* Brief: The entries below should be quoted exactly, with no pictures carried over.

(Extracted data entries)
┌──
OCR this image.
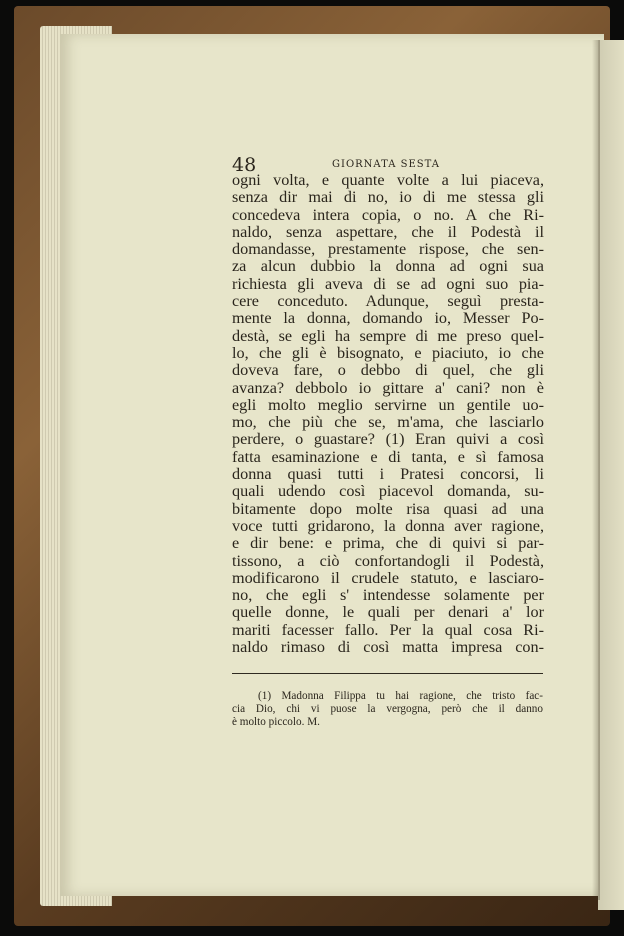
48	GIORNATA SESTA
ogni volta, e quante volte a lui piaceva,
senza dir mai di no, io di me stessa gli
concedeva intera copia, o no. A che Ri-
naldo, senza aspettare, che il Podestà il
domandasse, prestamente rispose, che sen-
za alcun dubbio la donna ad ogni sua
richiesta gli aveva di se ad ogni suo pia-
cere conceduto. Adunque, seguì presta-
mente la donna, domando io, Messer Po-
destà, se egli ha sempre di me preso quel-
lo, che gli è bisognato, e piaciuto, io che
doveva fare, o debbo di quel, che gli
avanza? debbolo io gittare a' cani? non è
egli molto meglio servirne un gentile uo-
mo, che più che se, m'ama, che lasciarlo
perdere, o guastare? (1) Eran quivi a così
fatta esaminazione e di tanta, e sì famosa
donna quasi tutti i Pratesi concorsi, li
quali udendo così piacevol domanda, su-
bitamente dopo molte risa quasi ad una
voce tutti gridarono, la donna aver ragione,
e dir bene: e prima, che di quivi si par-
tissono, a ciò confortandogli il Podestà,
modificarono il crudele statuto, e lasciaro-
no, che egli s' intendesse solamente per
quelle donne, le quali per denari a' lor
mariti facesser fallo. Per la qual cosa Ri-
naldo rimaso di così matta impresa con-
(1) Madonna Filippa tu hai ragione, che tristo fac-
cia Dio, chi vi puose la vergogna, però che il danno
è molto piccolo. M.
└──
* Solution to this exercise:
OCR this image.
48	GIORNATA SESTA
ogni volta, e quante volte a lui piaceva,
senza dir mai di no, io di me stessa gli
concedeva intera copia, o no. A che Ri-
naldo, senza aspettare, che il Podestà il
domandasse, prestamente rispose, che sen-
za alcun dubbio la donna ad ogni sua
richiesta gli aveva di se ad ogni suo pia-
cere conceduto. Adunque, seguì presta-
mente la donna, domando io, Messer Po-
destà, se egli ha sempre di me preso quel-
lo, che gli è bisognato, e piaciuto, io che
doveva fare, o debbo di quel, che gli
avanza? debbolo io gittare a' cani? non è
egli molto meglio servirne un gentile uo-
mo, che più che se, m'ama, che lasciarlo
perdere, o guastare? (1) Eran quivi a così
fatta esaminazione e di tanta, e sì famosa
donna quasi tutti i Pratesi concorsi, li
quali udendo così piacevol domanda, su-
bitamente dopo molte risa quasi ad una
voce tutti gridarono, la donna aver ragione,
e dir bene: e prima, che di quivi si par-
tissono, a ciò confortandogli il Podestà,
modificarono il crudele statuto, e lasciaro-
no, che egli s' intendesse solamente per
quelle donne, le quali per denari a' lor
mariti facesser fallo. Per la qual cosa Ri-
naldo rimaso di così matta impresa con-
(1) Madonna Filippa tu hai ragione, che tristo fac-
cia Dio, chi vi puose la vergogna, però che il danno
è molto piccolo. M.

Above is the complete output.